[Start of Data in this exercise]
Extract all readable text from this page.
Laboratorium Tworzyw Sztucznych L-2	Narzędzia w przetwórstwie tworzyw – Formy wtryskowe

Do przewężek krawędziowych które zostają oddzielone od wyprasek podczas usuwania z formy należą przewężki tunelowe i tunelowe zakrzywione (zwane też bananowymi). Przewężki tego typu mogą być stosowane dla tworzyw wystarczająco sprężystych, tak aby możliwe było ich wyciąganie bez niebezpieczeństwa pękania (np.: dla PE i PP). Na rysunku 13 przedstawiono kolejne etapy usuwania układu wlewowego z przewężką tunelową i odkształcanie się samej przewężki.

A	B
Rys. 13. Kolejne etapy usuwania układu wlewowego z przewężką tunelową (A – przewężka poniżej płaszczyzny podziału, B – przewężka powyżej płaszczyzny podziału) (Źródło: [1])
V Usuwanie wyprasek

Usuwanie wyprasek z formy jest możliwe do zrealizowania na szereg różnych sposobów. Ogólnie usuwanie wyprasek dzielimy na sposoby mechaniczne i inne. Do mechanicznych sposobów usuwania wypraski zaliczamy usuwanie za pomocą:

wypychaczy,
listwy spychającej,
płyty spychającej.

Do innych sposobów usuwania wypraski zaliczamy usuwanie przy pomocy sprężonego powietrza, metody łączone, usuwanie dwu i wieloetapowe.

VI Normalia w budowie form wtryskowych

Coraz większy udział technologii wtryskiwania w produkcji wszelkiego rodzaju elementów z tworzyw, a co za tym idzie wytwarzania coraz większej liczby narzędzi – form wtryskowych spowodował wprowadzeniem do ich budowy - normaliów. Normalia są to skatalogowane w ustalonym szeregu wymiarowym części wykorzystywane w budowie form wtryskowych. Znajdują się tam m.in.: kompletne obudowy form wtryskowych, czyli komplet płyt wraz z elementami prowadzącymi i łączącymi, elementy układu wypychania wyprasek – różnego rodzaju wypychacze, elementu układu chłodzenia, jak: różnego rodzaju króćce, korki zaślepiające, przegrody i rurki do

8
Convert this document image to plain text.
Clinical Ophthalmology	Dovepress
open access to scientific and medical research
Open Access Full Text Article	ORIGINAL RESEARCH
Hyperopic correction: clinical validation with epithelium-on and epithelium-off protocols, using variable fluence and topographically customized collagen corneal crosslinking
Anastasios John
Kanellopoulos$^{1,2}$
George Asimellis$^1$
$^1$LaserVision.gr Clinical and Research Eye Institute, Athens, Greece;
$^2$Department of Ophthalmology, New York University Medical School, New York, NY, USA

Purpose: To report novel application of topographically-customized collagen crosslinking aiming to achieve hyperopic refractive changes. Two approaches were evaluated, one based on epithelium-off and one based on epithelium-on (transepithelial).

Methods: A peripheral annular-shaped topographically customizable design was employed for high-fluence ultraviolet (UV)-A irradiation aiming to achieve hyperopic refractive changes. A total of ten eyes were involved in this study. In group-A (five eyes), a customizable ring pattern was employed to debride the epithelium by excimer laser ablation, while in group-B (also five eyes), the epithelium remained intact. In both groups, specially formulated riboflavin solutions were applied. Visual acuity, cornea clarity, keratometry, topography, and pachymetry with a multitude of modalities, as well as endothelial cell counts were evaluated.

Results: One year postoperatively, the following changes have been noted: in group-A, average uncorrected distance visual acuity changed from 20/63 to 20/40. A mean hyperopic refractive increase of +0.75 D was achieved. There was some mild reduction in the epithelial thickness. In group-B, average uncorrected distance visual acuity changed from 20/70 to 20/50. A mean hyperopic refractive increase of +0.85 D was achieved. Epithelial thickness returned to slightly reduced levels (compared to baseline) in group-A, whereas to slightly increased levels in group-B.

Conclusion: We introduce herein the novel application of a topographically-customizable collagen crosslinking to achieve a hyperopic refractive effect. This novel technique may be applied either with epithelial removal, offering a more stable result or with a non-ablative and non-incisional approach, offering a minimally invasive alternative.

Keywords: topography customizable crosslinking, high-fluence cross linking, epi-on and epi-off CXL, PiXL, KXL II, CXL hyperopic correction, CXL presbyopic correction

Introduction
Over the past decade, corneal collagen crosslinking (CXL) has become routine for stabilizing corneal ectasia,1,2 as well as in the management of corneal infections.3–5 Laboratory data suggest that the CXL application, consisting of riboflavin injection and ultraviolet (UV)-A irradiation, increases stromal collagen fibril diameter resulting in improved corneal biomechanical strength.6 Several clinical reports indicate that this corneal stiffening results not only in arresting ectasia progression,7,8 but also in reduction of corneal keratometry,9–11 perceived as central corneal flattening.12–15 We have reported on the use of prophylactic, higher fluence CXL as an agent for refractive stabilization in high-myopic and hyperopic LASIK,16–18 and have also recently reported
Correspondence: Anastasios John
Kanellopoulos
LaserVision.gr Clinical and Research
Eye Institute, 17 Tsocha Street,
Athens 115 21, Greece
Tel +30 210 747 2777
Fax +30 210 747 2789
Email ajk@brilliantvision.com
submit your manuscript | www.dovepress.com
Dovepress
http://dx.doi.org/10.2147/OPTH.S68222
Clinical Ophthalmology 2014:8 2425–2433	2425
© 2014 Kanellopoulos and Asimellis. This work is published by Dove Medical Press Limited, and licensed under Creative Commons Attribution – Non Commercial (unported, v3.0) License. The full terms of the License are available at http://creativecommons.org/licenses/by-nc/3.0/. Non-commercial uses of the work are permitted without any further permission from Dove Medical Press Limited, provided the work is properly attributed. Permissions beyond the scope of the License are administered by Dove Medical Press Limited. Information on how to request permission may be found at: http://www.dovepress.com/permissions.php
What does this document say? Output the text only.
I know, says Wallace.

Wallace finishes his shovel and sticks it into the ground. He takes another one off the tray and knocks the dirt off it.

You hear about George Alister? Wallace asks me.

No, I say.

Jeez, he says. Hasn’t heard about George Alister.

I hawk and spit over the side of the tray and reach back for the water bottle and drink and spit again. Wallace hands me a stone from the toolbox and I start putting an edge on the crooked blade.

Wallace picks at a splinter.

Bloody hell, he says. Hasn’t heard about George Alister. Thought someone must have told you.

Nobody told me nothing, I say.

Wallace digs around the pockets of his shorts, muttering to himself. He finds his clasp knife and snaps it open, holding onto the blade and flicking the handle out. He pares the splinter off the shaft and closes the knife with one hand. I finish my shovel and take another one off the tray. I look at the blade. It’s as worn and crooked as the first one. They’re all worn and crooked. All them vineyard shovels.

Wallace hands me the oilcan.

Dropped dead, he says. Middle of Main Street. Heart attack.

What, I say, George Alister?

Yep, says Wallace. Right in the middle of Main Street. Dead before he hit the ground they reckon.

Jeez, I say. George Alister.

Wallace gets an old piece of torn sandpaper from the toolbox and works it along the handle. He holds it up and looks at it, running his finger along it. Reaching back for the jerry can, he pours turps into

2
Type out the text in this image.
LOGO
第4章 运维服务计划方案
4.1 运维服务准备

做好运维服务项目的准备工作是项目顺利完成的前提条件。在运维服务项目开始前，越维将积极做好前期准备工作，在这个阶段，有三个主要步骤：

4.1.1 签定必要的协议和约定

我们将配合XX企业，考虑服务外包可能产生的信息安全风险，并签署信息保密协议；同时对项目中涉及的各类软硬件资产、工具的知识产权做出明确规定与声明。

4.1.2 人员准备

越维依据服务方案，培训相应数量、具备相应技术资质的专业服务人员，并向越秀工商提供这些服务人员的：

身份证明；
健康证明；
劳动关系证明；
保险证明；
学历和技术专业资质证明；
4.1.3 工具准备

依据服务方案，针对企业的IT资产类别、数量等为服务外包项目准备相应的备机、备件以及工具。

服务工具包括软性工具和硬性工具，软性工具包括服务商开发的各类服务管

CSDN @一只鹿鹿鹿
[End of Data in this exercise]
Go through the records. Copy each line where "Athens" appears.

- Expected output:
$^1$LaserVision.gr Clinical and Research Eye Institute, Athens, Greece;
Athens 115 21, Greece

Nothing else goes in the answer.